═══ INFORMATION PROVIDED

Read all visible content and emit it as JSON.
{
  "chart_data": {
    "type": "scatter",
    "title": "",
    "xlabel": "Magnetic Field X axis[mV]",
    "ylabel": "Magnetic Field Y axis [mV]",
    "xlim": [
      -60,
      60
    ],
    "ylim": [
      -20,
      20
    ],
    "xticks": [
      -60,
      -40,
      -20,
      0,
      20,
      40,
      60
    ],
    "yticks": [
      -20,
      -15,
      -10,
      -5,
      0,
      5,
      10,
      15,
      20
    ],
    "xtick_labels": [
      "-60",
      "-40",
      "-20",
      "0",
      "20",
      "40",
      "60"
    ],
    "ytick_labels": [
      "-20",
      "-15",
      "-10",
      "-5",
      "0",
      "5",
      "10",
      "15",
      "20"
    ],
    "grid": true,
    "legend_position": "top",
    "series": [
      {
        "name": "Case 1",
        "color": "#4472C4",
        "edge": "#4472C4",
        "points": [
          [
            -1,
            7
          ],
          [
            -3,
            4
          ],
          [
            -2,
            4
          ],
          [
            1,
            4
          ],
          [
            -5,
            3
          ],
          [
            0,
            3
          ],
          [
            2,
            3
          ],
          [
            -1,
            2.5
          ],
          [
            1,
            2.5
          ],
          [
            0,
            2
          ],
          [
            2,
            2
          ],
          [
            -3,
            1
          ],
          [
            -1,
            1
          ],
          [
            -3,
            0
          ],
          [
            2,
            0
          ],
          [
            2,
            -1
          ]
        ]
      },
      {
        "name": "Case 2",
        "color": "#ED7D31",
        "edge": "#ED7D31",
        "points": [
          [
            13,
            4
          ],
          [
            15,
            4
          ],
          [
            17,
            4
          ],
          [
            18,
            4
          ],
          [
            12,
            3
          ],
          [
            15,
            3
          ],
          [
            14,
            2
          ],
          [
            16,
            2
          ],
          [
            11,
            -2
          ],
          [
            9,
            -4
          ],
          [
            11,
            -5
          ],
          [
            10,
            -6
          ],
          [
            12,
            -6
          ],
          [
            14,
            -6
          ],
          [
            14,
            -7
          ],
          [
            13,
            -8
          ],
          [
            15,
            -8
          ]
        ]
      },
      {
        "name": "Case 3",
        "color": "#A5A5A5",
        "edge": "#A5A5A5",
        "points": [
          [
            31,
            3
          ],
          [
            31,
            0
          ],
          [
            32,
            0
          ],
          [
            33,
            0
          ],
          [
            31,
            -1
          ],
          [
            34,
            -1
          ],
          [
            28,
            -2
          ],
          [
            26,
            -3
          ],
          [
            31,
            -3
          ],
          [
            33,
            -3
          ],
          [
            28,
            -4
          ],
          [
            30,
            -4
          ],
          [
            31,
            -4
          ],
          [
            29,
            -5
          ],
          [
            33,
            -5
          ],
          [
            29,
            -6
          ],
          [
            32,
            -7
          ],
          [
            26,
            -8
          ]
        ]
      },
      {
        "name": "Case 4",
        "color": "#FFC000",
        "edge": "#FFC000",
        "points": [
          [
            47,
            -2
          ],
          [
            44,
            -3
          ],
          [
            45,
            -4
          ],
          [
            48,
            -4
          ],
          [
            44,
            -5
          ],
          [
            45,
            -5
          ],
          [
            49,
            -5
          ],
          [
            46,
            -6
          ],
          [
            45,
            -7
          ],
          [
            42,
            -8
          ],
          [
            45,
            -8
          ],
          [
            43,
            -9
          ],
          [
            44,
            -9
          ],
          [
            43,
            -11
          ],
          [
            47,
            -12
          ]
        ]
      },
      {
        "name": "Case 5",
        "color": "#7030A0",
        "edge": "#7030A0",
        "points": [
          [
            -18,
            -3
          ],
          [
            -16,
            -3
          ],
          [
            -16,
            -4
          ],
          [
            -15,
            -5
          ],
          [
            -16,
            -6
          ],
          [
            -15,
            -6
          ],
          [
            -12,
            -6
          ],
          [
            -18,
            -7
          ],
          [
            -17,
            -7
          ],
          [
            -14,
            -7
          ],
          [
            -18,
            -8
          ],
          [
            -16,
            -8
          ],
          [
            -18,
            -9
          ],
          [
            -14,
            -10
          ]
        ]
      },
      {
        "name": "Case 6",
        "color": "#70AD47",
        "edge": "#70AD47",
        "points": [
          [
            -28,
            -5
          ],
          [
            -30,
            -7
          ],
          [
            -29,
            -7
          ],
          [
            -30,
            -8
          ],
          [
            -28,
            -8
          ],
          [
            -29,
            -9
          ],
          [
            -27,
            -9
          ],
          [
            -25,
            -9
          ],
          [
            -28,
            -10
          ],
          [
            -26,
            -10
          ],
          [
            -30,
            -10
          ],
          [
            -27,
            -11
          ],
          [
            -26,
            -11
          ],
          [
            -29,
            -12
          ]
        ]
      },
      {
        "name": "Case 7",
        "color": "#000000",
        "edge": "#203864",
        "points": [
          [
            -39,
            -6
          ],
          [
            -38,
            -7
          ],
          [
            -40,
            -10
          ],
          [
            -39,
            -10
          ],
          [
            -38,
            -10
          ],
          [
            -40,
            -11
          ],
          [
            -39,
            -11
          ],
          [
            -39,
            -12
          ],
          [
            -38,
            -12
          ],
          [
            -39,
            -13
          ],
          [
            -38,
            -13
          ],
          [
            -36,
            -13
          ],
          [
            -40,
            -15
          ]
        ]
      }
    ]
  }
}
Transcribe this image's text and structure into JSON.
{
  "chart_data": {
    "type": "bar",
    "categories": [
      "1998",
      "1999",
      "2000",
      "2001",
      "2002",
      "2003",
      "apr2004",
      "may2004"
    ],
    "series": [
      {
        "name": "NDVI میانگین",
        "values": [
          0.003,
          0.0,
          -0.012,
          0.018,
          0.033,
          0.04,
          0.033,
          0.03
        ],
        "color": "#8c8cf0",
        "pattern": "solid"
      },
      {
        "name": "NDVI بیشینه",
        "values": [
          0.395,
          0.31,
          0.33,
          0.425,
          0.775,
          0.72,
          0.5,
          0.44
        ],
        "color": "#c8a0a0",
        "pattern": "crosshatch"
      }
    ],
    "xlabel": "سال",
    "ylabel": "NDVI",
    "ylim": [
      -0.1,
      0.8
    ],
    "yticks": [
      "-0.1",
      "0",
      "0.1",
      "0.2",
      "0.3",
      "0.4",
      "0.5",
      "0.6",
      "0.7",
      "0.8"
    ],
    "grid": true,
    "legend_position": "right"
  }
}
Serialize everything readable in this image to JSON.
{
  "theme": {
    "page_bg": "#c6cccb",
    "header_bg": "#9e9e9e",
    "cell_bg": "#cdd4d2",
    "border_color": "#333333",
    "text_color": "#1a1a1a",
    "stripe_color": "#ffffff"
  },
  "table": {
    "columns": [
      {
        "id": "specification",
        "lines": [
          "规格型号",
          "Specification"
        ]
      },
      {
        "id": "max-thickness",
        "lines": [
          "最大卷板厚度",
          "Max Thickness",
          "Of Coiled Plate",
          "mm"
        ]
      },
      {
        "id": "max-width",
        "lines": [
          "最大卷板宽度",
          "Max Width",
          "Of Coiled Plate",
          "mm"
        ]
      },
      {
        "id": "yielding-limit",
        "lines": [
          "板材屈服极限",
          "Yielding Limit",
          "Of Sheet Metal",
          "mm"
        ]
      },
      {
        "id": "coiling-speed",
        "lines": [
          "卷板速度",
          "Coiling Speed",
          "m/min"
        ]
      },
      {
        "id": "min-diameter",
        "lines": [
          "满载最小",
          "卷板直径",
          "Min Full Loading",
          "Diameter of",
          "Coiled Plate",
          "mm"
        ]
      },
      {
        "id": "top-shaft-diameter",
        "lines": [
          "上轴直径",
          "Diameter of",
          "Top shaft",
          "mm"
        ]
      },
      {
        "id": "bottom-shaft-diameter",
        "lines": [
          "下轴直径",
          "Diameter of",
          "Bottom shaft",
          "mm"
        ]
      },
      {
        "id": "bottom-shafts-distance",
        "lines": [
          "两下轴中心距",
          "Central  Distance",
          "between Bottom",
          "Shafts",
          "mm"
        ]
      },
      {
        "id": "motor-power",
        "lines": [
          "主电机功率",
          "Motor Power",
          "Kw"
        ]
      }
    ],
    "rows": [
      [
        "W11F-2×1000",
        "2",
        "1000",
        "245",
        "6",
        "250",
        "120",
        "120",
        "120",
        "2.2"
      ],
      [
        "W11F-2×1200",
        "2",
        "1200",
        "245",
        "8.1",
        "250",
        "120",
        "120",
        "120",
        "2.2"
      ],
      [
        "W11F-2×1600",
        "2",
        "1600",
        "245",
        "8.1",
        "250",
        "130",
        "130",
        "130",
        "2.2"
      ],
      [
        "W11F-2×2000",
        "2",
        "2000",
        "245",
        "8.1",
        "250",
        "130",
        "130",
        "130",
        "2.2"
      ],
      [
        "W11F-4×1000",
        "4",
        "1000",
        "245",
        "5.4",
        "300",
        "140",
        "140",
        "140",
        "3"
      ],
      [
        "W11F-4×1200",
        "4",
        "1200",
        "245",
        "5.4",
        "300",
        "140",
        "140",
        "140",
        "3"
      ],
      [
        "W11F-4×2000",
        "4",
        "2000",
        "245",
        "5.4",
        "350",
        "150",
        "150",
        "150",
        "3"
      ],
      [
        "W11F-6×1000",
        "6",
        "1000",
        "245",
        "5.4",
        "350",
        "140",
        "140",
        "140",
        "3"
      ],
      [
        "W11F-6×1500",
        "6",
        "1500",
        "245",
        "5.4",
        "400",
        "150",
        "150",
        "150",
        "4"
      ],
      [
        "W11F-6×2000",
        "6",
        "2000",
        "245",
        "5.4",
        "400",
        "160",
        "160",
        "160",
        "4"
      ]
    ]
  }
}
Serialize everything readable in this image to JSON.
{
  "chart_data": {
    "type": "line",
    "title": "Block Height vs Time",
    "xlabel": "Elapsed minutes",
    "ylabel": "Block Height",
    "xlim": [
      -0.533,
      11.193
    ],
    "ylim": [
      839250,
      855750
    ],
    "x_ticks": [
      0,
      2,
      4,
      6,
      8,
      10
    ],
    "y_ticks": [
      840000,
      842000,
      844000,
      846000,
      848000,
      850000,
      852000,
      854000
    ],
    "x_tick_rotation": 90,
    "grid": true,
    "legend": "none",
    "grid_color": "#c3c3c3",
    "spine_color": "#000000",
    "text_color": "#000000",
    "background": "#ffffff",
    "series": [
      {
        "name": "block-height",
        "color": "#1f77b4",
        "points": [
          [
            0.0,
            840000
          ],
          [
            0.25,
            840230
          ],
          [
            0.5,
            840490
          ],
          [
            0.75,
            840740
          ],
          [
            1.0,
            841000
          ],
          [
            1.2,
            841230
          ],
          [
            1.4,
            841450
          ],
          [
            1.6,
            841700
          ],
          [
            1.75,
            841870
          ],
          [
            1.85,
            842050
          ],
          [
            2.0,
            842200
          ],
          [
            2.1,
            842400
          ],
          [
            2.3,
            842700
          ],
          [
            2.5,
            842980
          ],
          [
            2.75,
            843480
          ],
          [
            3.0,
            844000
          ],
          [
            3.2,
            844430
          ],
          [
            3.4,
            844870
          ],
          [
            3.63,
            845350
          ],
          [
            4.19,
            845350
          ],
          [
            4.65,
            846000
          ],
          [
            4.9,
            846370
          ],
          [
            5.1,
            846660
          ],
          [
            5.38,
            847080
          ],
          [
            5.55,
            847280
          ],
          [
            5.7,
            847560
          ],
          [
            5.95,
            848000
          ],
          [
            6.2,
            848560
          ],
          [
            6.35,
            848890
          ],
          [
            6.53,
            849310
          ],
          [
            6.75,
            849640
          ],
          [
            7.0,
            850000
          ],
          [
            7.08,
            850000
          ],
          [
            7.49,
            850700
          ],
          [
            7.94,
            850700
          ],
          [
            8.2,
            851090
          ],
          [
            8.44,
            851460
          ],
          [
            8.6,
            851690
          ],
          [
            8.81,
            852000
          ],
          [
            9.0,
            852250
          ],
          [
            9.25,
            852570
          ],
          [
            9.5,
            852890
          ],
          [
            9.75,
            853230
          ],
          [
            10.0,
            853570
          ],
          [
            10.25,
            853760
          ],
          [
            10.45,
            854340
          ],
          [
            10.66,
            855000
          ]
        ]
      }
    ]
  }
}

══════

◆ **WORK REQUIRED**: Locate all lines in the listing above with the word "axis" and copy them.

◆ **PROBLEM SOLUTION**:
    "xlabel": "Magnetic Field X axis[mV]",
    "ylabel": "Magnetic Field Y axis [mV]",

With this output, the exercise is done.